» **WHAT THE TASK REQUIRES**:
Look for the word "object" in the entries below, then copy every line that has it.

Rows from a dataset:
_____

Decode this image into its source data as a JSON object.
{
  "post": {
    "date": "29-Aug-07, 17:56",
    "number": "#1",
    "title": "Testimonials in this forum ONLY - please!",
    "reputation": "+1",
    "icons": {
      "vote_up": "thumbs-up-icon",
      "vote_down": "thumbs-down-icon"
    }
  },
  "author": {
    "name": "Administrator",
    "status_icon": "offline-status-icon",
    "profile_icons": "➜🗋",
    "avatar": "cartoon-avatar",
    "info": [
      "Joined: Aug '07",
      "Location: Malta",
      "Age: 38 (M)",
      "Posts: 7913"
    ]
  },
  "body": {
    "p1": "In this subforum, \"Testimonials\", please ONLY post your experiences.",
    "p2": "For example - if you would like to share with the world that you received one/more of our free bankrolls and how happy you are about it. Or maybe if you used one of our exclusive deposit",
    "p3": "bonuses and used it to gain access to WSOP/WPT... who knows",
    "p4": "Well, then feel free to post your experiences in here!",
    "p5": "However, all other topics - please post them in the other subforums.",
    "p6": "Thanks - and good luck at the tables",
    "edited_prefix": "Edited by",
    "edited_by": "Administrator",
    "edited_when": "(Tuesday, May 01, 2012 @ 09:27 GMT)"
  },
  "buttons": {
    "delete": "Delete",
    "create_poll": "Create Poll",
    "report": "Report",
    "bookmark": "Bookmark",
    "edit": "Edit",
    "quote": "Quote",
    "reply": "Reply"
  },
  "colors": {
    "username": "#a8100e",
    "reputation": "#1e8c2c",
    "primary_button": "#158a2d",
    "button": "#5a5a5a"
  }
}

_____

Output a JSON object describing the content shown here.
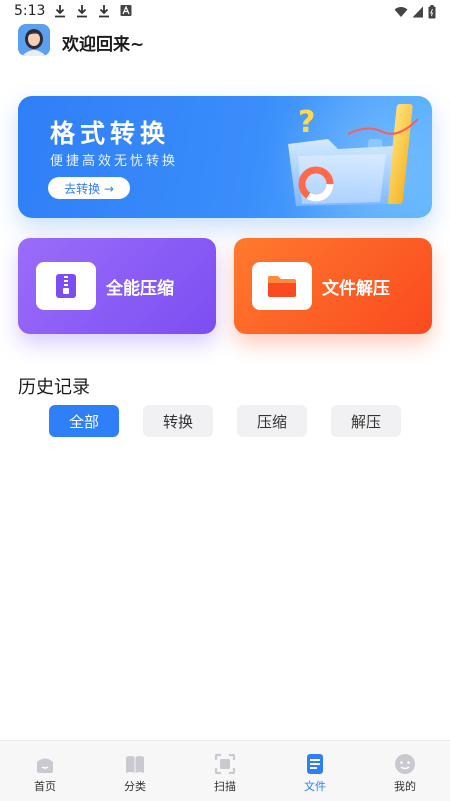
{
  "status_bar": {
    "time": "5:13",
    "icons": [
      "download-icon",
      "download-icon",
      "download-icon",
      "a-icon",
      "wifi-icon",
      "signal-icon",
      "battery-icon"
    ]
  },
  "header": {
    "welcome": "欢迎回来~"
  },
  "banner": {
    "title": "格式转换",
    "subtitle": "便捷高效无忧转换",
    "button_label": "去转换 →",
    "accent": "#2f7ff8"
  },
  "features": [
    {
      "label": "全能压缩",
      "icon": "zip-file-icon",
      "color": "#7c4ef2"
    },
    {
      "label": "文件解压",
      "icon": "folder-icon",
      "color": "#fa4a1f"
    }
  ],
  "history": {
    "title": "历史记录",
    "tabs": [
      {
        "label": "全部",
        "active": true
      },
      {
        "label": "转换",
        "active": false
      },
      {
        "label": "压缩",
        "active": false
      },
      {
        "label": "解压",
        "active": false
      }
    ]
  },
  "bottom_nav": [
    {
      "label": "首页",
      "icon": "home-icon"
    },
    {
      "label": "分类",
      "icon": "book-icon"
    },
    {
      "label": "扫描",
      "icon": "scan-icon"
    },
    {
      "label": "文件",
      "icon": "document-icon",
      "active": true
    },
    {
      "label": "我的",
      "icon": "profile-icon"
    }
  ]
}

_____

» **TASK SOLUTION**:
Decode this image into its source data as a JSON object.
Output a JSON object describing the content shown here.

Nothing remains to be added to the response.